#### [Objective]
Each entry below should be returned exactly as is, with the pictures removed.

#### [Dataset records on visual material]
════════

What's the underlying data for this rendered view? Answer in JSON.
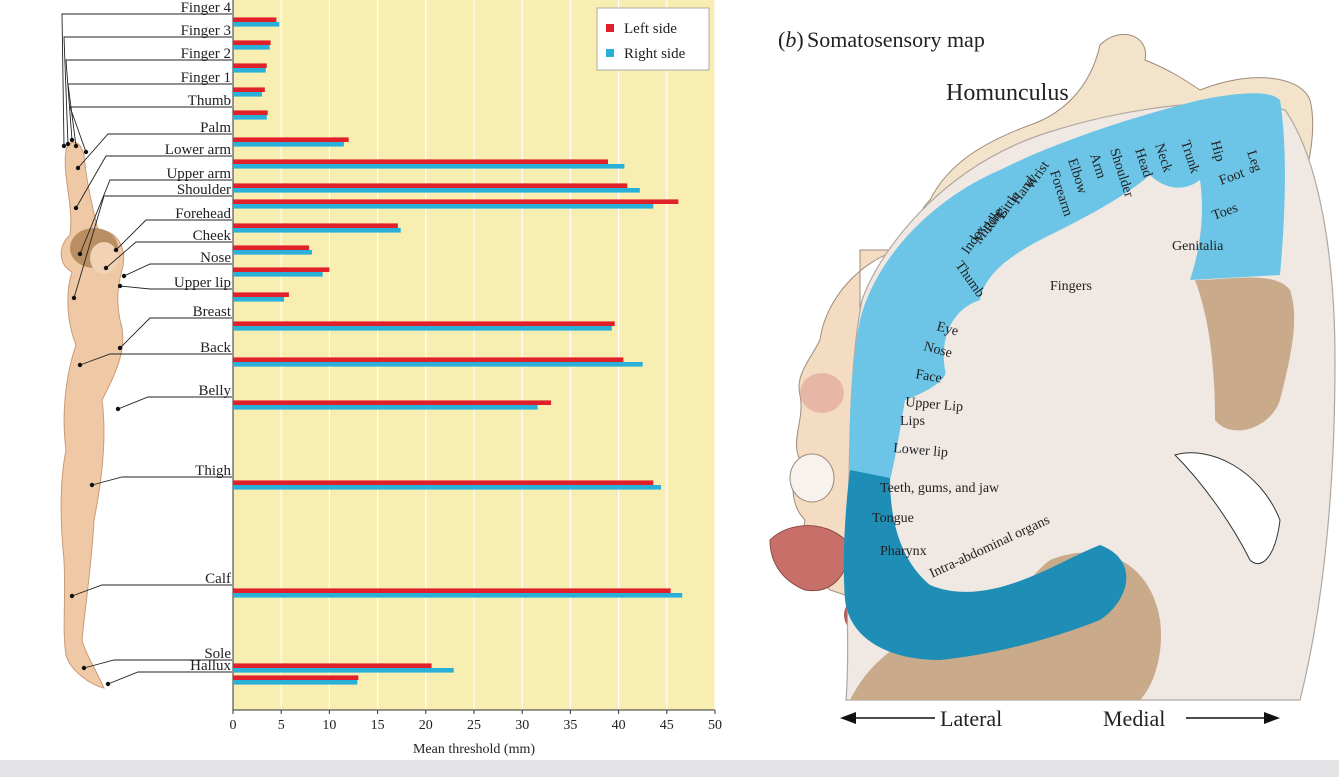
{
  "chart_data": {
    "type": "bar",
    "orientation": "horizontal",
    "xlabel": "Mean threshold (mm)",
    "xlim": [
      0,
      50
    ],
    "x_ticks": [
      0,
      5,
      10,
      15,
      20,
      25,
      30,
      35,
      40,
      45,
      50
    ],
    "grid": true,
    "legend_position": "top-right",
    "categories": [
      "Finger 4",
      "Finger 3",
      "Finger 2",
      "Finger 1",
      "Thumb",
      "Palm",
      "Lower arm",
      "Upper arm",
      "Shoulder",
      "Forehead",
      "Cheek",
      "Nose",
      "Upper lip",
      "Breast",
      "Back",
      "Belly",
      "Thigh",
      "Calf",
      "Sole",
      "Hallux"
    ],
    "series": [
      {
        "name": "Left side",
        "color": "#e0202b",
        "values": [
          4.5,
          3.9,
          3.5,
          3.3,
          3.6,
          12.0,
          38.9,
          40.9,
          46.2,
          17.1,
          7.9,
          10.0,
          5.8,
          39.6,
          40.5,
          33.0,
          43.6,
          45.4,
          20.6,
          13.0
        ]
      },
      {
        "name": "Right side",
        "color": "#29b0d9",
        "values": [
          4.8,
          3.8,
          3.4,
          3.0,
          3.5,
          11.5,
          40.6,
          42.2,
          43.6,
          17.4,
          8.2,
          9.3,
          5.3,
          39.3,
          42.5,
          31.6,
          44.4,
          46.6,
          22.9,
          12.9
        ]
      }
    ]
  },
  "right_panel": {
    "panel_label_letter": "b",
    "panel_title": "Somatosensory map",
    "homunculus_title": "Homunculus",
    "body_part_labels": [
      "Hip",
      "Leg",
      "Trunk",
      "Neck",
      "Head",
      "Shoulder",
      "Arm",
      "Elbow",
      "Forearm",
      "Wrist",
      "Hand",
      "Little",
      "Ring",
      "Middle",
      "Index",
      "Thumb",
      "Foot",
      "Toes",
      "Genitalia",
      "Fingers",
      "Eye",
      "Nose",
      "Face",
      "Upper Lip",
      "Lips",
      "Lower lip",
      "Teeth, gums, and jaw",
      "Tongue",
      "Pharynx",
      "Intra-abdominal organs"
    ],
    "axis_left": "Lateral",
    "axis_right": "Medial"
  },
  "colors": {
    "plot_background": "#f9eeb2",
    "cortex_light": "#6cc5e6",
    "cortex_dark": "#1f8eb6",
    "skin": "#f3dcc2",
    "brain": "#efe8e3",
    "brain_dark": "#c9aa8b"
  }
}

════════

#### [Task answer]
What's the underlying data for this rendered view? Answer in JSON.
{
  "chart_data": {
    "type": "bar",
    "orientation": "horizontal",
    "xlabel": "Mean threshold (mm)",
    "xlim": [
      0,
      50
    ],
    "x_ticks": [
      0,
      5,
      10,
      15,
      20,
      25,
      30,
      35,
      40,
      45,
      50
    ],
    "grid": true,
    "legend_position": "top-right",
    "categories": [
      "Finger 4",
      "Finger 3",
      "Finger 2",
      "Finger 1",
      "Thumb",
      "Palm",
      "Lower arm",
      "Upper arm",
      "Shoulder",
      "Forehead",
      "Cheek",
      "Nose",
      "Upper lip",
      "Breast",
      "Back",
      "Belly",
      "Thigh",
      "Calf",
      "Sole",
      "Hallux"
    ],
    "series": [
      {
        "name": "Left side",
        "color": "#e0202b",
        "values": [
          4.5,
          3.9,
          3.5,
          3.3,
          3.6,
          12.0,
          38.9,
          40.9,
          46.2,
          17.1,
          7.9,
          10.0,
          5.8,
          39.6,
          40.5,
          33.0,
          43.6,
          45.4,
          20.6,
          13.0
        ]
      },
      {
        "name": "Right side",
        "color": "#29b0d9",
        "values": [
          4.8,
          3.8,
          3.4,
          3.0,
          3.5,
          11.5,
          40.6,
          42.2,
          43.6,
          17.4,
          8.2,
          9.3,
          5.3,
          39.3,
          42.5,
          31.6,
          44.4,
          46.6,
          22.9,
          12.9
        ]
      }
    ]
  },
  "right_panel": {
    "panel_label_letter": "b",
    "panel_title": "Somatosensory map",
    "homunculus_title": "Homunculus",
    "body_part_labels": [
      "Hip",
      "Leg",
      "Trunk",
      "Neck",
      "Head",
      "Shoulder",
      "Arm",
      "Elbow",
      "Forearm",
      "Wrist",
      "Hand",
      "Little",
      "Ring",
      "Middle",
      "Index",
      "Thumb",
      "Foot",
      "Toes",
      "Genitalia",
      "Fingers",
      "Eye",
      "Nose",
      "Face",
      "Upper Lip",
      "Lips",
      "Lower lip",
      "Teeth, gums, and jaw",
      "Tongue",
      "Pharynx",
      "Intra-abdominal organs"
    ],
    "axis_left": "Lateral",
    "axis_right": "Medial"
  },
  "colors": {
    "plot_background": "#f9eeb2",
    "cortex_light": "#6cc5e6",
    "cortex_dark": "#1f8eb6",
    "skin": "#f3dcc2",
    "brain": "#efe8e3",
    "brain_dark": "#c9aa8b"
  }
}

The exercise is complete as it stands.